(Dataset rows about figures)
________

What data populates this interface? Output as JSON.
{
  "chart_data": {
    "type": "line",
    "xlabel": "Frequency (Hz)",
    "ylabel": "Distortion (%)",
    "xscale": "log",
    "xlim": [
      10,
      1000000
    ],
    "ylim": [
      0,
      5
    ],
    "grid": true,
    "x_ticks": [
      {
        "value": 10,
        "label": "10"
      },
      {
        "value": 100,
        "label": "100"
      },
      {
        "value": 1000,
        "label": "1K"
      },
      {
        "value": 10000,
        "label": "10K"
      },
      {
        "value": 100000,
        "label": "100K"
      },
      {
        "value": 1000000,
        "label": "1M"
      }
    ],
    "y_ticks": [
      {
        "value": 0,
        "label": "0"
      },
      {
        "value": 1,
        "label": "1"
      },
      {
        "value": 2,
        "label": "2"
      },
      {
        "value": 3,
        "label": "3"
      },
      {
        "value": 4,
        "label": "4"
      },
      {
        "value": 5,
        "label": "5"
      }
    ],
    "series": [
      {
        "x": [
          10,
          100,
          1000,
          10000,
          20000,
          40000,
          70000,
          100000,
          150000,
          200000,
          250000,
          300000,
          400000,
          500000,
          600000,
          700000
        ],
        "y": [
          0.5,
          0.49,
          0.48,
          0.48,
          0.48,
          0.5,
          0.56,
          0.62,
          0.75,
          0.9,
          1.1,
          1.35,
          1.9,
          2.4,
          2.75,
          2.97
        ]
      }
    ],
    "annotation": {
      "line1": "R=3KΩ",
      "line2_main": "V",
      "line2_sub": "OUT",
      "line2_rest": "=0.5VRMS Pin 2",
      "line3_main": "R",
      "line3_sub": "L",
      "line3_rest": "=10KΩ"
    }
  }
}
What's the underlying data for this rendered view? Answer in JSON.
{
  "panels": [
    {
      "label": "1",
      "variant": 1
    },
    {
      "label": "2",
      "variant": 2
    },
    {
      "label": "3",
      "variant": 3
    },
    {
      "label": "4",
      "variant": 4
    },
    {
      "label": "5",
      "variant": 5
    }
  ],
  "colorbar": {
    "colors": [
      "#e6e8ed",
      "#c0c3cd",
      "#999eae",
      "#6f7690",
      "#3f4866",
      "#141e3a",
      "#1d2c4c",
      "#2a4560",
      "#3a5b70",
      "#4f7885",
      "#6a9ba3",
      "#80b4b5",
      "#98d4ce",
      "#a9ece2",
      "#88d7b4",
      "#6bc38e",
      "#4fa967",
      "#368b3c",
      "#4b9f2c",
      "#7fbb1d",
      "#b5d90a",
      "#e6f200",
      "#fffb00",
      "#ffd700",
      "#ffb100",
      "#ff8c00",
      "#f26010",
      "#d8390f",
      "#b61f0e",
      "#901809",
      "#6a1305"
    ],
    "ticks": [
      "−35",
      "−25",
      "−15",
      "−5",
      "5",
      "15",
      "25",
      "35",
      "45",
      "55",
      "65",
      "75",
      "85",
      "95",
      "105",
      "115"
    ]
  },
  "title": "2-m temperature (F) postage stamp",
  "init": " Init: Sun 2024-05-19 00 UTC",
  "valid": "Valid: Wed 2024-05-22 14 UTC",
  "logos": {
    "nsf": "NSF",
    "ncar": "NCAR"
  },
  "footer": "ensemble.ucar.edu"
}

________

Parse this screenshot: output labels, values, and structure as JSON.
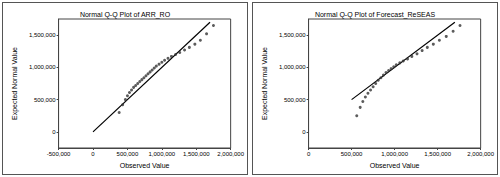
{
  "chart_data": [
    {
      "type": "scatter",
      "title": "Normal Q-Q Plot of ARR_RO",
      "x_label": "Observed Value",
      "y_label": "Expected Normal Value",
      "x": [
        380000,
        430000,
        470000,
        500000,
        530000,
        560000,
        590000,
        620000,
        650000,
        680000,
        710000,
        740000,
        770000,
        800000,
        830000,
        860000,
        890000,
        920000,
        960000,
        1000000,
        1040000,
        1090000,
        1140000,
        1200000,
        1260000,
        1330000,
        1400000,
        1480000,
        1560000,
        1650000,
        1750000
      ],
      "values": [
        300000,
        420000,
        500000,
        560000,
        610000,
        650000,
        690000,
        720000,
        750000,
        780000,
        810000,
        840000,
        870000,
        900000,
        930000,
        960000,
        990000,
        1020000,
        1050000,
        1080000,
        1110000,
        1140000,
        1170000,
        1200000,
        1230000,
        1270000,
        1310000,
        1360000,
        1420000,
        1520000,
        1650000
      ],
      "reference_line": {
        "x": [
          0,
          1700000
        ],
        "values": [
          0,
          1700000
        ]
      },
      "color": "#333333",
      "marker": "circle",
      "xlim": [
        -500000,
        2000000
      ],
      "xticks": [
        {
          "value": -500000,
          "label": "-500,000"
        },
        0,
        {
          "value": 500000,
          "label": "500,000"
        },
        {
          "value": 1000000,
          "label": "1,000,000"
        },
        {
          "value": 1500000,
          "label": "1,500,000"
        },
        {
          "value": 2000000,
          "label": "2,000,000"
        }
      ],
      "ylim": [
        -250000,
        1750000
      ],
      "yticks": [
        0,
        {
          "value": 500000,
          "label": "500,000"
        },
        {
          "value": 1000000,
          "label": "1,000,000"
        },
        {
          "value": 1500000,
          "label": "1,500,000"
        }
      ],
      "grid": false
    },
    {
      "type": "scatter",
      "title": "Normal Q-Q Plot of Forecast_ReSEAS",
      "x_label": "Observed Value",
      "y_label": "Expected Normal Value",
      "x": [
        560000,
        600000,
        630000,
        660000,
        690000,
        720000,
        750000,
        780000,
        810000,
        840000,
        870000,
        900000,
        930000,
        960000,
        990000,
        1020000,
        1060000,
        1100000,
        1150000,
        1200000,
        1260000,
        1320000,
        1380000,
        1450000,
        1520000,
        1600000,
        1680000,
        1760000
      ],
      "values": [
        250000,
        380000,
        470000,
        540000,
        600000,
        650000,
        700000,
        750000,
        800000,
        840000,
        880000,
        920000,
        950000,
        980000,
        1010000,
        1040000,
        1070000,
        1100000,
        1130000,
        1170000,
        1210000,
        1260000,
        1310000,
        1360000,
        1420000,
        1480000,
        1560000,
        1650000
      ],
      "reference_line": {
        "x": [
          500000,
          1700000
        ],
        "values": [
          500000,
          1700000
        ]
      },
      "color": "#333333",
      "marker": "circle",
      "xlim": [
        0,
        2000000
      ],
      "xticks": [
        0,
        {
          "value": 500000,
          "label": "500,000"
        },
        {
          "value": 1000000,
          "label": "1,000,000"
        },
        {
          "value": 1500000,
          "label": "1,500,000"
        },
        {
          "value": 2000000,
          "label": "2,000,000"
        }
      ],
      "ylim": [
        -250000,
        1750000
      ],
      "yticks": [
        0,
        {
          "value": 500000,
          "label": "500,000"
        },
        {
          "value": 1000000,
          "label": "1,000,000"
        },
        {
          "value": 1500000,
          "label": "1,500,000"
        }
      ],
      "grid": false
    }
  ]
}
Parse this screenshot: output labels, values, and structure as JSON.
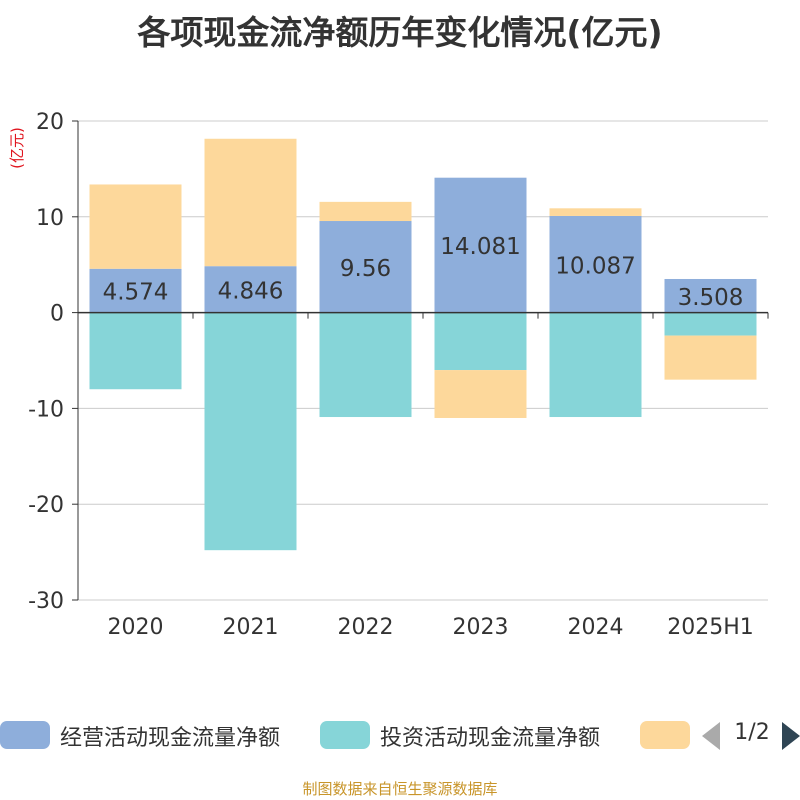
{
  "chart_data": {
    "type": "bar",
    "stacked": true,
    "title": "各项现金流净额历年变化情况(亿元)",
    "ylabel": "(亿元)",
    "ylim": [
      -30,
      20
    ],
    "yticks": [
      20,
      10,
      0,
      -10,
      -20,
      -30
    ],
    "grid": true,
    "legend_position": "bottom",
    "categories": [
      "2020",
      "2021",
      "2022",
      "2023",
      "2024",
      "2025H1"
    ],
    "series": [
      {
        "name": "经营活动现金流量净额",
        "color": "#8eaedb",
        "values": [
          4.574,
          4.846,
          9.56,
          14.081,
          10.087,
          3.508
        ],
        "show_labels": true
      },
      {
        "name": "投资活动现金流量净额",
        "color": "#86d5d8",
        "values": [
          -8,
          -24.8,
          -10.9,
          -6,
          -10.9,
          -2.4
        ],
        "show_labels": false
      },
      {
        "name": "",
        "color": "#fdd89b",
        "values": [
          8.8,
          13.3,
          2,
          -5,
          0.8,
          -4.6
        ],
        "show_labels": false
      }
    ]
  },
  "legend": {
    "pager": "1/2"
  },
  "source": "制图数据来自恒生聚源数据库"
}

________

## TASK TO CARRY OUT
List the lines of the material in which the word "Normal" occurs.

## OUTPUT
      "title": "Normal Q-Q Plot of ARR_RO",
      "y_label": "Expected Normal Value",
      "title": "Normal Q-Q Plot of Forecast_ReSEAS",
      "y_label": "Expected Normal Value",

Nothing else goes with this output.